==== MATERIAL PROVIDED

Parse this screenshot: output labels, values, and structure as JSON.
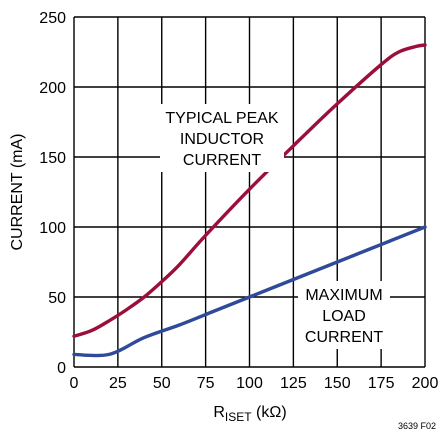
{
  "chart_data": {
    "type": "line",
    "xlabel_main": "R",
    "xlabel_sub": "ISET",
    "xlabel_unit": " (kΩ)",
    "ylabel": "CURRENT (mA)",
    "xlim": [
      0,
      200
    ],
    "ylim": [
      0,
      250
    ],
    "xticks": [
      0,
      25,
      50,
      75,
      100,
      125,
      150,
      175,
      200
    ],
    "yticks": [
      0,
      50,
      100,
      150,
      200,
      250
    ],
    "grid": true,
    "series": [
      {
        "name": "TYPICAL PEAK INDUCTOR CURRENT",
        "color": "#9b0f3a",
        "x": [
          0,
          10,
          20,
          30,
          40,
          50,
          60,
          75,
          100,
          125,
          150,
          175,
          185,
          195,
          200
        ],
        "y": [
          22,
          26,
          33,
          41,
          50,
          61,
          73,
          94,
          127,
          158,
          188,
          216,
          225,
          229,
          230
        ]
      },
      {
        "name": "MAXIMUM LOAD CURRENT",
        "color": "#2f4a9a",
        "x": [
          0,
          20,
          40,
          60,
          80,
          100,
          120,
          140,
          160,
          180,
          200
        ],
        "y": [
          9,
          9,
          21,
          30,
          40,
          50,
          60,
          70,
          80,
          90,
          100
        ]
      }
    ],
    "annotations": {
      "peak": [
        "TYPICAL PEAK",
        "INDUCTOR",
        "CURRENT"
      ],
      "load": [
        "MAXIMUM",
        "LOAD",
        "CURRENT"
      ]
    },
    "figure_id": "3639 F02"
  }
}
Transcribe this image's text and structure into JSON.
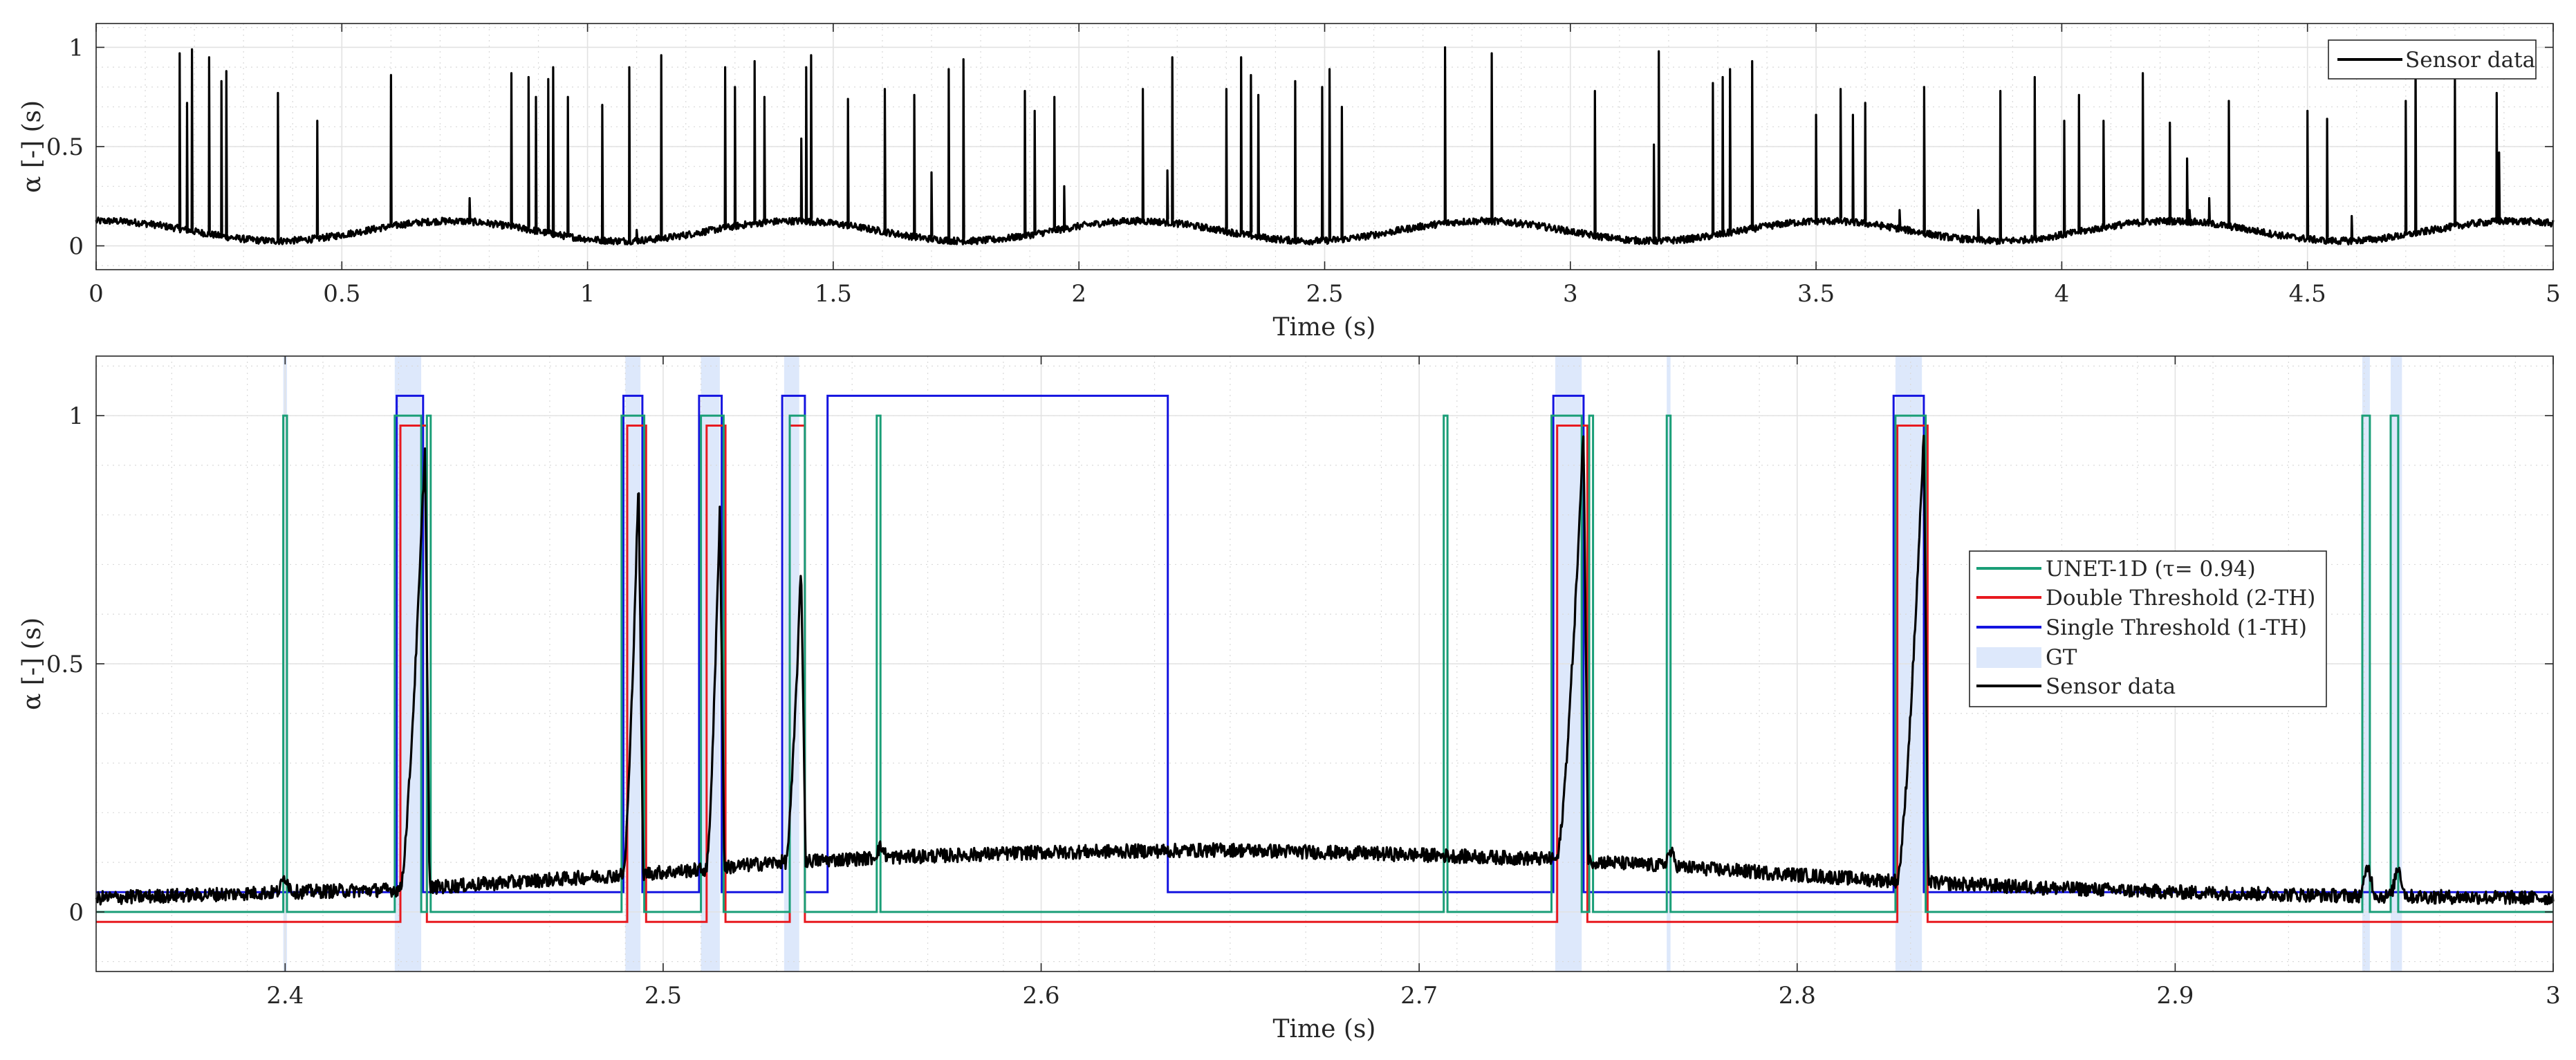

========

*STATED GOAL*
Say how many lines of the material contain the word "this", with no other text.

*FULL ANSWER*
2